Records contained in a dataset
◆ ◆ ◆ ◆ ◆ ◆ ◆
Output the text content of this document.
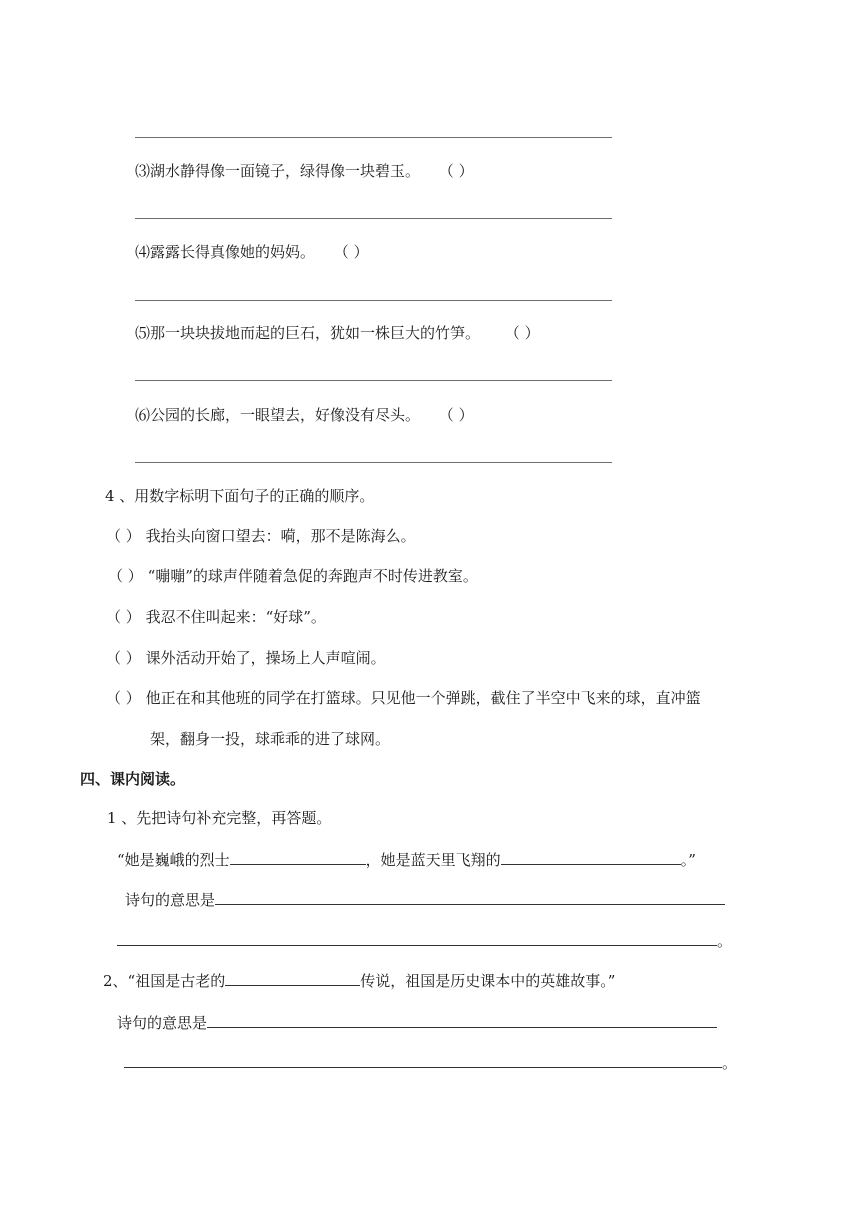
⑶湖水静得像一面镜子，绿得像一块碧玉。 （ ）
⑷露露长得真像她的妈妈。 （ ）
⑸那一块块拔地而起的巨石，犹如一株巨大的竹笋。 （ ）
⑹公园的长廊，一眼望去，好像没有尽头。 （ ）
4 、用数字标明下面句子的正确的顺序。
（ ） 我抬头向窗口望去：嗬，那不是陈海么。
（ ） “嘣嘣”的球声伴随着急促的奔跑声不时传进教室。
（ ） 我忍不住叫起来：“好球”。
（ ） 课外活动开始了，操场上人声喧闹。
（ ） 他正在和其他班的同学在打篮球。只见他一个弹跳，截住了半空中飞来的球，直冲篮
架，翻身一投，球乖乖的进了球网。
四、课内阅读。
1 、先把诗句补充完整，再答题。
“她是巍峨的烈士	，她是蓝天里飞翔的	。”
诗句的意思是
。
2、“祖国是古老的	传说，祖国是历史课本中的英雄故事。”
诗句的意思是
。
◆ ◆ ◆ ◆ ◆ ◆ ◆
_Do this_:
The pictures in the entries should be left out; output everything else exactly.

_Answer to this exercise_:
Output the text content of this document.
⑶湖水静得像一面镜子，绿得像一块碧玉。 （ ）
⑷露露长得真像她的妈妈。 （ ）
⑸那一块块拔地而起的巨石，犹如一株巨大的竹笋。 （ ）
⑹公园的长廊，一眼望去，好像没有尽头。 （ ）
4 、用数字标明下面句子的正确的顺序。
（ ） 我抬头向窗口望去：嗬，那不是陈海么。
（ ） “嘣嘣”的球声伴随着急促的奔跑声不时传进教室。
（ ） 我忍不住叫起来：“好球”。
（ ） 课外活动开始了，操场上人声喧闹。
（ ） 他正在和其他班的同学在打篮球。只见他一个弹跳，截住了半空中飞来的球，直冲篮
架，翻身一投，球乖乖的进了球网。
四、课内阅读。
1 、先把诗句补充完整，再答题。
“她是巍峨的烈士	，她是蓝天里飞翔的	。”
诗句的意思是
。
2、“祖国是古老的	传说，祖国是历史课本中的英雄故事。”
诗句的意思是
。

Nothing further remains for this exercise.